(Data extracted from a collection)
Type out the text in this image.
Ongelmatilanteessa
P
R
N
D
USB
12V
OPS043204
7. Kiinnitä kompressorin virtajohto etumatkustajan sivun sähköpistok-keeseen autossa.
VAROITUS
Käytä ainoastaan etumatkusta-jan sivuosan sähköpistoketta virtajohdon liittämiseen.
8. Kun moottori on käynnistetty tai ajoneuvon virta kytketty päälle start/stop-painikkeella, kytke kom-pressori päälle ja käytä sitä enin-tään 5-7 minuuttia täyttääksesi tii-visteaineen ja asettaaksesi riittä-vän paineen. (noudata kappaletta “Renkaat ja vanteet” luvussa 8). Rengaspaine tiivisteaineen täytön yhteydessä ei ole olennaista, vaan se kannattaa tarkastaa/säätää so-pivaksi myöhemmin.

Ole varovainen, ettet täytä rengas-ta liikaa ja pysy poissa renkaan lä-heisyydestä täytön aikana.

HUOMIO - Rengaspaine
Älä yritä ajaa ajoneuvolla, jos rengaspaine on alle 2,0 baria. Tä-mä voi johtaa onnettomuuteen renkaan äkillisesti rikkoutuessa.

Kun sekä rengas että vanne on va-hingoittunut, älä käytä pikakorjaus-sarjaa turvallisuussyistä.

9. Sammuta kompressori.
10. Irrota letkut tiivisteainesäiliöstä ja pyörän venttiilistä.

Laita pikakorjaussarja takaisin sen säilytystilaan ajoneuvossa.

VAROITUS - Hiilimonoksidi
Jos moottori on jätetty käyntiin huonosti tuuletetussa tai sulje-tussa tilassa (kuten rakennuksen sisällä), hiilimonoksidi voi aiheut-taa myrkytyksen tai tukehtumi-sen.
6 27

■ Exercise requirements:
Give the listing above again, word for word.

■ Solution to this problem:
Type out the text in this image.
Ongelmatilanteessa
P
R
N
D
USB
12V
OPS043204
7. Kiinnitä kompressorin virtajohto etumatkustajan sivun sähköpistok-keeseen autossa.
VAROITUS
Käytä ainoastaan etumatkusta-jan sivuosan sähköpistoketta virtajohdon liittämiseen.
8. Kun moottori on käynnistetty tai ajoneuvon virta kytketty päälle start/stop-painikkeella, kytke kom-pressori päälle ja käytä sitä enin-tään 5-7 minuuttia täyttääksesi tii-visteaineen ja asettaaksesi riittä-vän paineen. (noudata kappaletta “Renkaat ja vanteet” luvussa 8). Rengaspaine tiivisteaineen täytön yhteydessä ei ole olennaista, vaan se kannattaa tarkastaa/säätää so-pivaksi myöhemmin.

Ole varovainen, ettet täytä rengas-ta liikaa ja pysy poissa renkaan lä-heisyydestä täytön aikana.

HUOMIO - Rengaspaine
Älä yritä ajaa ajoneuvolla, jos rengaspaine on alle 2,0 baria. Tä-mä voi johtaa onnettomuuteen renkaan äkillisesti rikkoutuessa.

Kun sekä rengas että vanne on va-hingoittunut, älä käytä pikakorjaus-sarjaa turvallisuussyistä.

9. Sammuta kompressori.
10. Irrota letkut tiivisteainesäiliöstä ja pyörän venttiilistä.

Laita pikakorjaussarja takaisin sen säilytystilaan ajoneuvossa.

VAROITUS - Hiilimonoksidi
Jos moottori on jätetty käyntiin huonosti tuuletetussa tai sulje-tussa tilassa (kuten rakennuksen sisällä), hiilimonoksidi voi aiheut-taa myrkytyksen tai tukehtumi-sen.
6 27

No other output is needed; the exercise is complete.